A headshot of professor Neferti Xina Tadiar

Neferti X. M. Tadiar

Professor of Women's, Gender & Sexuality Studies

Department

Women's, Gender and Sexuality Studies

Office

Barnard Hall 206

Contact

Neferti Xina M. Tadiar is Professor of Women's, Gender, and Sexuality Studies at Barnard College. She is the author of: Things Fall Away: Philippine Historical Experience and the Makings of Globalization (2009), and Fantasy-Production: Sexual Economies and Other Philippine Consequences for the New World Order(2004), which was awarded the Philippine National Book Award in Cultural Criticism for 2005. She is also co-editor of Beyond the Frame: Women of Color and Visual Representation (with Angela Y. Davis). Her most recent book Remaindered Life (Duke University Press, 2022), is a meditation on the disposability and surplus of life-making under contemporary conditions of the global empire of capital.

Professor Tadiar joined the faculty of Barnard in 2006, after teaching in the Department of History of Consciousness at the University of California, Santa Cruz for ten years, and before that, at the University of the Philippines, Diliman, Quezon City, Philippines. Her academic interests include transnational and third world feminisms; postcolonial and Marxist theory; critical theories of race and subjectivity; literary and social theory; cultural studies of the Asia Pacific region; Southeast Asia and Philippine studies.

-.-.-

> _What is asked_:
Write a continuation of the faculty profile of Neferti X. M. Tadiar, starting right after its last sentence.

-.-.-

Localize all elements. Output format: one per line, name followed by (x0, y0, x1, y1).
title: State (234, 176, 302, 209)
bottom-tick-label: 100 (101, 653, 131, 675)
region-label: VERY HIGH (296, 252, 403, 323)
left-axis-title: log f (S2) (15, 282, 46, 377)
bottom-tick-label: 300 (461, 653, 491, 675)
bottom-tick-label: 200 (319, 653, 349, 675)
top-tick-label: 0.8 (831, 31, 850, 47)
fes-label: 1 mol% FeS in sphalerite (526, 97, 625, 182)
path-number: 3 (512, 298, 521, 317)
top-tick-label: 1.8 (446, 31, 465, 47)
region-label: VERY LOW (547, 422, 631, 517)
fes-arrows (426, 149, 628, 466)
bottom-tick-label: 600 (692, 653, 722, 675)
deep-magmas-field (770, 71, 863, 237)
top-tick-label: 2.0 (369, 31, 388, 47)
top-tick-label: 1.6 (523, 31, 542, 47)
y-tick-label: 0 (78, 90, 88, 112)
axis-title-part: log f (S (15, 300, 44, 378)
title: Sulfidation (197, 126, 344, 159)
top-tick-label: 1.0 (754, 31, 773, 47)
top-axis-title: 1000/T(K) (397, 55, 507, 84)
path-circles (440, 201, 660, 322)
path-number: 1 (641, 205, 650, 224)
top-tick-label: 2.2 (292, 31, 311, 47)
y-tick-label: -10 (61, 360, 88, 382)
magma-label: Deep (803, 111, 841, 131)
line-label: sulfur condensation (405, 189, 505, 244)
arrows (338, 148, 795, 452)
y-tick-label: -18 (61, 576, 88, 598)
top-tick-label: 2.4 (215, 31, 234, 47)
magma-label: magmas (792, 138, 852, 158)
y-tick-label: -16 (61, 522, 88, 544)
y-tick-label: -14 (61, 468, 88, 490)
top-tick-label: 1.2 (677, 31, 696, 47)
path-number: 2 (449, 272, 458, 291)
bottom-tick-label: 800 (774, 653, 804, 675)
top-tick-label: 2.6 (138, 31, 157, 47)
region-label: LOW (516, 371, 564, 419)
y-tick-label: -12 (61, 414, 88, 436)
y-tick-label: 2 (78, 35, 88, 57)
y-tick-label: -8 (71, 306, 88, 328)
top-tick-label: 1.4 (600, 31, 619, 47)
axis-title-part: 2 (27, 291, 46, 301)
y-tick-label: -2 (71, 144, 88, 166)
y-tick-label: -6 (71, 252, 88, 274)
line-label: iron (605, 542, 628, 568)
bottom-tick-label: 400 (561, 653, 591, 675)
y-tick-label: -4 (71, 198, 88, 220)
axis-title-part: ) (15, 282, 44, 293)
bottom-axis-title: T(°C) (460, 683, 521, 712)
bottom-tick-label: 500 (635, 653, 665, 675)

-.-.-

> _Exercise response_:
Professor Tadiar's work examines the role of cultural practice and social imagination in the production of wealth, power, marginality, and liberatory movements in the context of global relations. Her research focuses on contemporary as well as historical Philippine and Filipino cultures and their relation to political and economic change, while addressing broader issues of gender, race, and sexuality in the discourses and material practices of colonialism, nationalism, transnationalism, and globalization.

  • BA, English & Comp. Lit., University of Philippines (1985)
  • MA, Comparative Literature, University of Minnesota (1991)
  • PhD, Literature, Duke University (1996)

  • Critical Social and Cultural Theory
  • Transnational and Third World Feminisms
  • Postcolonial Theory
  • Philippine/Filipinx culture and political economy
  • Asia Pacific Studies

Professor Tadiar's teaching includes such courses as "Critical Approaches in Social and Cultural Theory," "Gender, Globalization, Empire," "Feminist Postcolonial Theory," "Studies in U.S. Imperialism," "Labor and Life," "Genealogies of Feminism: Politics in the Wake of the Human."

Selected Publications

Remaindered Life (Duke University, 2022)

Life-Times of Becoming-Human (Everything's Fine Press, 2022)

Things Fall Away: Philippine Historical Experience and the Makings of Globalization (Duke University, 2009).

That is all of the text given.